* [Task details] Copy out the listing in full, exactly as written, but not its pictures.

* [Entries supplied]
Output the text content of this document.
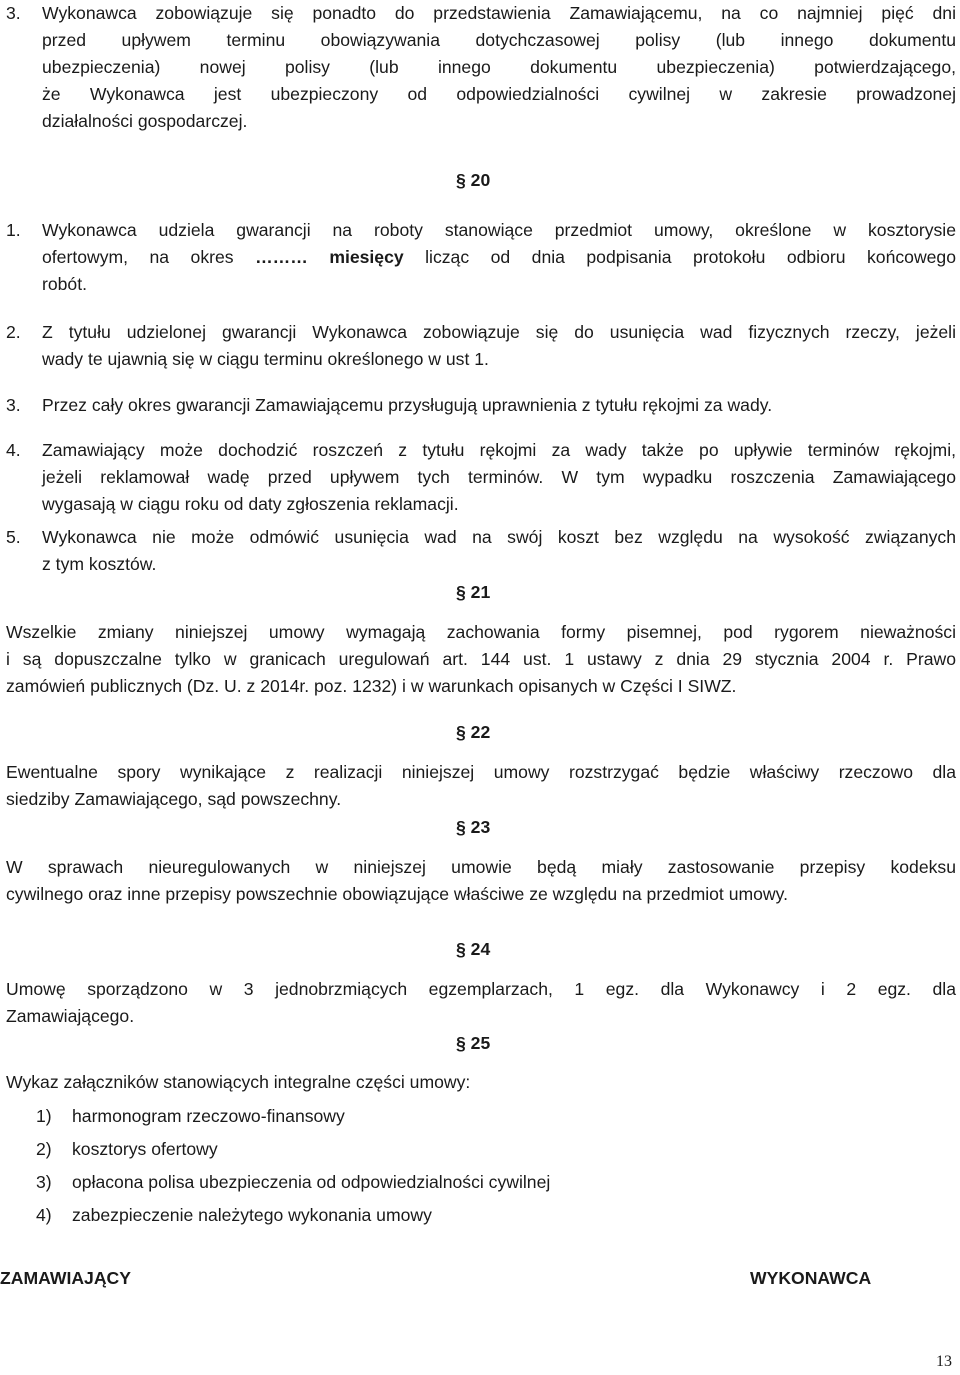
3. Wykonawca zobowiązuje się ponadto do przedstawienia Zamawiającemu, na co najmniej pięć dni
przed upływem terminu obowiązywania dotychczasowej polisy (lub innego dokumentu
ubezpieczenia) nowej polisy (lub innego dokumentu ubezpieczenia) potwierdzającego,
że Wykonawca jest ubezpieczony od odpowiedzialności cywilnej w zakresie prowadzonej
działalności gospodarczej.
§ 20
1. Wykonawca udziela gwarancji na roboty stanowiące przedmiot umowy, określone w kosztorysie
ofertowym, na okres ……… miesięcy licząc od dnia podpisania protokołu odbioru końcowego
robót.
2. Z tytułu udzielonej gwarancji Wykonawca zobowiązuje się do usunięcia wad fizycznych rzeczy, jeżeli
wady te ujawnią się w ciągu terminu określonego w ust 1.
3. Przez cały okres gwarancji Zamawiającemu przysługują uprawnienia z tytułu rękojmi za wady.
4. Zamawiający może dochodzić roszczeń z tytułu rękojmi za wady także po upływie terminów rękojmi,
jeżeli reklamował wadę przed upływem tych terminów. W tym wypadku roszczenia Zamawiającego
wygasają w ciągu roku od daty zgłoszenia reklamacji.
5. Wykonawca nie może odmówić usunięcia wad na swój koszt bez względu na wysokość związanych
z tym kosztów.
§ 21
Wszelkie zmiany niniejszej umowy wymagają zachowania formy pisemnej, pod rygorem nieważności
i są dopuszczalne tylko w granicach uregulowań art. 144 ust. 1 ustawy z dnia 29 stycznia 2004 r. Prawo
zamówień publicznych (Dz. U. z 2014r. poz. 1232) i w warunkach opisanych w Części I SIWZ.
§ 22
Ewentualne spory wynikające z realizacji niniejszej umowy rozstrzygać będzie właściwy rzeczowo dla
siedziby Zamawiającego, sąd powszechny.
§ 23
W sprawach nieuregulowanych w niniejszej umowie będą miały zastosowanie przepisy kodeksu
cywilnego oraz inne przepisy powszechnie obowiązujące właściwe ze względu na przedmiot umowy.
§ 24
Umowę sporządzono w 3 jednobrzmiących egzemplarzach, 1 egz. dla Wykonawcy i 2 egz. dla
Zamawiającego.
§ 25
Wykaz załączników stanowiących integralne części umowy:
1) harmonogram rzeczowo-finansowy
2) kosztorys ofertowy
3) opłacona polisa ubezpieczenia od odpowiedzialności cywilnej
4) zabezpieczenie należytego wykonania umowy
ZAMAWIAJĄCY	WYKONAWCA
13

* [Solution for this exercise]
Output the text content of this document.
3. Wykonawca zobowiązuje się ponadto do przedstawienia Zamawiającemu, na co najmniej pięć dni
przed upływem terminu obowiązywania dotychczasowej polisy (lub innego dokumentu
ubezpieczenia) nowej polisy (lub innego dokumentu ubezpieczenia) potwierdzającego,
że Wykonawca jest ubezpieczony od odpowiedzialności cywilnej w zakresie prowadzonej
działalności gospodarczej.
§ 20
1. Wykonawca udziela gwarancji na roboty stanowiące przedmiot umowy, określone w kosztorysie
ofertowym, na okres ……… miesięcy licząc od dnia podpisania protokołu odbioru końcowego
robót.
2. Z tytułu udzielonej gwarancji Wykonawca zobowiązuje się do usunięcia wad fizycznych rzeczy, jeżeli
wady te ujawnią się w ciągu terminu określonego w ust 1.
3. Przez cały okres gwarancji Zamawiającemu przysługują uprawnienia z tytułu rękojmi za wady.
4. Zamawiający może dochodzić roszczeń z tytułu rękojmi za wady także po upływie terminów rękojmi,
jeżeli reklamował wadę przed upływem tych terminów. W tym wypadku roszczenia Zamawiającego
wygasają w ciągu roku od daty zgłoszenia reklamacji.
5. Wykonawca nie może odmówić usunięcia wad na swój koszt bez względu na wysokość związanych
z tym kosztów.
§ 21
Wszelkie zmiany niniejszej umowy wymagają zachowania formy pisemnej, pod rygorem nieważności
i są dopuszczalne tylko w granicach uregulowań art. 144 ust. 1 ustawy z dnia 29 stycznia 2004 r. Prawo
zamówień publicznych (Dz. U. z 2014r. poz. 1232) i w warunkach opisanych w Części I SIWZ.
§ 22
Ewentualne spory wynikające z realizacji niniejszej umowy rozstrzygać będzie właściwy rzeczowo dla
siedziby Zamawiającego, sąd powszechny.
§ 23
W sprawach nieuregulowanych w niniejszej umowie będą miały zastosowanie przepisy kodeksu
cywilnego oraz inne przepisy powszechnie obowiązujące właściwe ze względu na przedmiot umowy.
§ 24
Umowę sporządzono w 3 jednobrzmiących egzemplarzach, 1 egz. dla Wykonawcy i 2 egz. dla
Zamawiającego.
§ 25
Wykaz załączników stanowiących integralne części umowy:
1) harmonogram rzeczowo-finansowy
2) kosztorys ofertowy
3) opłacona polisa ubezpieczenia od odpowiedzialności cywilnej
4) zabezpieczenie należytego wykonania umowy
ZAMAWIAJĄCY	WYKONAWCA
13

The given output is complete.